_Task to complete_
Wherever the word "with" appears in a line of the records, copy that line.

_Listed entries_

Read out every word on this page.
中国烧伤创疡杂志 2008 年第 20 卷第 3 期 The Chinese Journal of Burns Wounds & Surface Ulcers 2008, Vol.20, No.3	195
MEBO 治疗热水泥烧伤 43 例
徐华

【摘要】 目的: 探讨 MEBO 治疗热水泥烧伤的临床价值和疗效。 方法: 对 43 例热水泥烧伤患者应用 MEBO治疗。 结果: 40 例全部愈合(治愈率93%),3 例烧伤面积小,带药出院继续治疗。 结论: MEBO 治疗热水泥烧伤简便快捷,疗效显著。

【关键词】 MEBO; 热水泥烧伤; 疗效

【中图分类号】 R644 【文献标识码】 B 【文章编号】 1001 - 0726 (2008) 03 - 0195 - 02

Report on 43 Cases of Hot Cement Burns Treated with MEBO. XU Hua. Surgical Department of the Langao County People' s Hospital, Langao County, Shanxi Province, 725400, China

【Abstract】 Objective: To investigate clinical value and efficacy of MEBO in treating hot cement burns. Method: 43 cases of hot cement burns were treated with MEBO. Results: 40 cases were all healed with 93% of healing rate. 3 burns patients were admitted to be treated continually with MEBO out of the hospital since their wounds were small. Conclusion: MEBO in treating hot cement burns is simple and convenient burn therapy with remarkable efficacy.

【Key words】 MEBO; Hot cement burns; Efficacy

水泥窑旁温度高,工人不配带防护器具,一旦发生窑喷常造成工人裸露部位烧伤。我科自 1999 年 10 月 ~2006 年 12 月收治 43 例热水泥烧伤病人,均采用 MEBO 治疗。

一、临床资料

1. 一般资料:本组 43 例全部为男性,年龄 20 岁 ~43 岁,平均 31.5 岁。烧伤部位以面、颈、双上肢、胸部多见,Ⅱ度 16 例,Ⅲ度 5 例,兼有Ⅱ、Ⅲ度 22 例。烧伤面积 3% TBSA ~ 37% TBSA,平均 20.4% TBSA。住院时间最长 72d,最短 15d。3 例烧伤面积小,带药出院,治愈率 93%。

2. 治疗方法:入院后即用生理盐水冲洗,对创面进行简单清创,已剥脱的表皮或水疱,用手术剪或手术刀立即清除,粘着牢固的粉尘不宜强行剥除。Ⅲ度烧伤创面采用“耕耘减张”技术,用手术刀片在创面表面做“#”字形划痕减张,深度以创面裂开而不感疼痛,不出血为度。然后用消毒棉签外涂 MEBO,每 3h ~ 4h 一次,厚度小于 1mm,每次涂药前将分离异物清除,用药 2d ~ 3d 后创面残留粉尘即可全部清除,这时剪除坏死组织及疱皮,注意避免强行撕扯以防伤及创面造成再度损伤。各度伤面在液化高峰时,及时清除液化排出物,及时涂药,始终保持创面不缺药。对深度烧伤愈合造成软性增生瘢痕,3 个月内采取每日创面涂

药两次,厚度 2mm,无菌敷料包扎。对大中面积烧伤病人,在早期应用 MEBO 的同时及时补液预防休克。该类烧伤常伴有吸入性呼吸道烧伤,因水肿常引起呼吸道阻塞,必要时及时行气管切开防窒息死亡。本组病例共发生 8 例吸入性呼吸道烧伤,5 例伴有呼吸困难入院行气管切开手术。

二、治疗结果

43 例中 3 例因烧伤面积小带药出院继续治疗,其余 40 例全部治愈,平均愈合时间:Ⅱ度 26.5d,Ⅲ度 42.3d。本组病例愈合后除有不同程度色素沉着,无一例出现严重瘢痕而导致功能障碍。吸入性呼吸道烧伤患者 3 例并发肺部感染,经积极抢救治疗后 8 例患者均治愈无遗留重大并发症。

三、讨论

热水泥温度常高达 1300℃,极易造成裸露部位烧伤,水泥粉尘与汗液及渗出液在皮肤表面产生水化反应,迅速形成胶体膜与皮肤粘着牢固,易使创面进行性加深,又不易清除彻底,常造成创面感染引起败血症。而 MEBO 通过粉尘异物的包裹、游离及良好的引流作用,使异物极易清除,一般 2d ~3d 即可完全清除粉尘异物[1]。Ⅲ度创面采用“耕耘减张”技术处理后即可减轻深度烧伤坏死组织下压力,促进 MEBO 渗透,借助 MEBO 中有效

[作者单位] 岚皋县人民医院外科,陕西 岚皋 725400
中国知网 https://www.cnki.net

_Answer to this exercise_
Report on 43 Cases of Hot Cement Burns Treated with MEBO. XU Hua. Surgical Department of the Langao County People' s Hospital, Langao County, Shanxi Province, 725400, China
【Abstract】 Objective: To investigate clinical value and efficacy of MEBO in treating hot cement burns. Method: 43 cases of hot cement burns were treated with MEBO. Results: 40 cases were all healed with 93% of healing rate. 3 burns patients were admitted to be treated continually with MEBO out of the hospital since their wounds were small. Conclusion: MEBO in treating hot cement burns is simple and convenient burn therapy with remarkable efficacy.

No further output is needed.